Direction
Pull out every line below containing the word "Output".
((
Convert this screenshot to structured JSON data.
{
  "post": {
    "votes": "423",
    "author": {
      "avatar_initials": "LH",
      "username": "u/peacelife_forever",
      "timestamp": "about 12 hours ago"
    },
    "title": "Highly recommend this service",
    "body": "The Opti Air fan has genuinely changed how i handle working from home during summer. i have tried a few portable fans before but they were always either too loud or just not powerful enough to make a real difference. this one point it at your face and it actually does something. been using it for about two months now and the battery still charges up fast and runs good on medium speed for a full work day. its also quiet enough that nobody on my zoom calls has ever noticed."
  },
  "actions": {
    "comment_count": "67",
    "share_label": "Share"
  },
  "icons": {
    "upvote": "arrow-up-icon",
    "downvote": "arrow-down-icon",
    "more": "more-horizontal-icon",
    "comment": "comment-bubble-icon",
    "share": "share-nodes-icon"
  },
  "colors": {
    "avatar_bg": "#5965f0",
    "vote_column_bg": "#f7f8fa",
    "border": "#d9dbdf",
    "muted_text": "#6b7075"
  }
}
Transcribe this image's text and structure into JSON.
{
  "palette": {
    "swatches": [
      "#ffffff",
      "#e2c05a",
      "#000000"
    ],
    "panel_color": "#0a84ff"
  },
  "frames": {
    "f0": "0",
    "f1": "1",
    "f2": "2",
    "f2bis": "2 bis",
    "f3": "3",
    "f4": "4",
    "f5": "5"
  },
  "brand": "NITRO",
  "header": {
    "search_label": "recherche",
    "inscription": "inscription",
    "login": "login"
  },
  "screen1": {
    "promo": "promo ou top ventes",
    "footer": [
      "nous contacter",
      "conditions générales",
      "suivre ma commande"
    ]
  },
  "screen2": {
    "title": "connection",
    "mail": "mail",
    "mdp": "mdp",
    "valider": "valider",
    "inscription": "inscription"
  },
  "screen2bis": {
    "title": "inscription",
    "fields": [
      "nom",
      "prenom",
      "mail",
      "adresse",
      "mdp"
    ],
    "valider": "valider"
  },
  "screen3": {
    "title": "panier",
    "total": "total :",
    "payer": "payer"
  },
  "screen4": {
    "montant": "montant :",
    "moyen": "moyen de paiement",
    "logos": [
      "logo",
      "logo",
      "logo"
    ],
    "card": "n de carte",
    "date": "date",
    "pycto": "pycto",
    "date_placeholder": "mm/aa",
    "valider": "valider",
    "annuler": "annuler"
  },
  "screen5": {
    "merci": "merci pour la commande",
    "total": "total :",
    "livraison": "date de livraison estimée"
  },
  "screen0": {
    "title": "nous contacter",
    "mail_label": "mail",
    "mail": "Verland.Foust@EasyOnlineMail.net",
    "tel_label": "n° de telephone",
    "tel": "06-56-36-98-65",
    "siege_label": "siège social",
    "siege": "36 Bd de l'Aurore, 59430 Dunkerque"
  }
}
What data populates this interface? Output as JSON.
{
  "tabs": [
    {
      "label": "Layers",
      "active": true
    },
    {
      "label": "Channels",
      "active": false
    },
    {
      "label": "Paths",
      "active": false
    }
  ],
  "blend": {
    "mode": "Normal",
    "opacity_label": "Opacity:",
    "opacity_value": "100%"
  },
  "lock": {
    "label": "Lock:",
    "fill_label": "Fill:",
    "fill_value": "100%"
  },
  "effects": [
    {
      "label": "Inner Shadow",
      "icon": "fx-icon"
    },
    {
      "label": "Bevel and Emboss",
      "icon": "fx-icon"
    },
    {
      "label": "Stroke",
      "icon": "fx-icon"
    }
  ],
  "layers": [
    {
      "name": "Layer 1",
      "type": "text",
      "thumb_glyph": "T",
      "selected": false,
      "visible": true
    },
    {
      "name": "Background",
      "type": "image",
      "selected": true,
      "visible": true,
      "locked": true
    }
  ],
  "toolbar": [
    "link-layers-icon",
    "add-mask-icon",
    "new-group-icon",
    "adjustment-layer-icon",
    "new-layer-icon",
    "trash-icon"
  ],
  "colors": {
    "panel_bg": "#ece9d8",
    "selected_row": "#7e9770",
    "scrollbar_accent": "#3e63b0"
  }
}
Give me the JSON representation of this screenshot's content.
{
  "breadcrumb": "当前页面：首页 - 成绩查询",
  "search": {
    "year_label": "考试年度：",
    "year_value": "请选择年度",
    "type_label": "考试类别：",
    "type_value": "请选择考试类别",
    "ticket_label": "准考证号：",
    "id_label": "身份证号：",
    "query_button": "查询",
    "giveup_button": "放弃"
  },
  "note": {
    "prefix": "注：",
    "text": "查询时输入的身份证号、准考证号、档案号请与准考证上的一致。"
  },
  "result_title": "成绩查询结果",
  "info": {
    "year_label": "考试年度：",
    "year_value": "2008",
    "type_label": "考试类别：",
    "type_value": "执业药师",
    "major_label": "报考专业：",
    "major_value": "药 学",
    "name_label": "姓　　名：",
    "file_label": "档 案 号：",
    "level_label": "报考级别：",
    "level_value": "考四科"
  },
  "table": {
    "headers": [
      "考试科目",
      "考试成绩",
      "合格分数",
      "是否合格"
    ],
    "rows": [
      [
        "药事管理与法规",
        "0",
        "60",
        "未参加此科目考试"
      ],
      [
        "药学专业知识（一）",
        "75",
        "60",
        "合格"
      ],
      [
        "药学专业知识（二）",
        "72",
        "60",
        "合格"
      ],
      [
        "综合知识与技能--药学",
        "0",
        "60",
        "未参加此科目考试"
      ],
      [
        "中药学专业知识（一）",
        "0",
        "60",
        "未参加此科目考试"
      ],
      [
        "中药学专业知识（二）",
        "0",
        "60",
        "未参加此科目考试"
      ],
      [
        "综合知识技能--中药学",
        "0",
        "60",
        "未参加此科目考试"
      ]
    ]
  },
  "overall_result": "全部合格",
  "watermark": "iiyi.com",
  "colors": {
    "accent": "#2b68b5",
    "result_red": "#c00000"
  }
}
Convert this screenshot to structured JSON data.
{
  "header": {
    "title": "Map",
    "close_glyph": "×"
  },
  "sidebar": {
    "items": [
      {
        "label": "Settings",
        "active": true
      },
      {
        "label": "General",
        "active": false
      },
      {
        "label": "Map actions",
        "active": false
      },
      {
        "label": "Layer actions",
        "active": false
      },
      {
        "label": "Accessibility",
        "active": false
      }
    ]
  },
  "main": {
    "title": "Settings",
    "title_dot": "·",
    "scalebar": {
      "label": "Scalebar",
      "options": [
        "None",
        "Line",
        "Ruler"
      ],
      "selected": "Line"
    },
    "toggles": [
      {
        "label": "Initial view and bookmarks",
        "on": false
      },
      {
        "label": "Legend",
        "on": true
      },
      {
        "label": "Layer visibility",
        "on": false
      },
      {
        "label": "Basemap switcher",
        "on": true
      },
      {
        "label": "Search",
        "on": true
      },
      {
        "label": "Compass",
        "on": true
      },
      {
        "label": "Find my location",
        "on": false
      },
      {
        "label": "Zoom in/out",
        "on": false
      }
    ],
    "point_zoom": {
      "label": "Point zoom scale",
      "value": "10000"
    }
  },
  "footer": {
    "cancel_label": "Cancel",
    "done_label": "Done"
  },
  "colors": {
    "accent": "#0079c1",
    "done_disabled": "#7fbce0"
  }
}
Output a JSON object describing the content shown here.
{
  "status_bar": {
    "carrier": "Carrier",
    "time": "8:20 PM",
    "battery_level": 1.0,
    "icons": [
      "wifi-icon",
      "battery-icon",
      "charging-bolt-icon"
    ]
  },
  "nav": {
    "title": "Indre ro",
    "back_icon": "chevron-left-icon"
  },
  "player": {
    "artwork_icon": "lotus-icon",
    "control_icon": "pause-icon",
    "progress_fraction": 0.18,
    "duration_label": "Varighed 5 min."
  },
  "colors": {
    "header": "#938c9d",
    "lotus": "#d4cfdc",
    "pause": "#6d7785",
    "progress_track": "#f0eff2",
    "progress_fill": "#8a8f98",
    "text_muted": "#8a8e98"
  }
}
))
Answer to the problem
What data populates this interface? Output as JSON.
Output a JSON object describing the content shown here.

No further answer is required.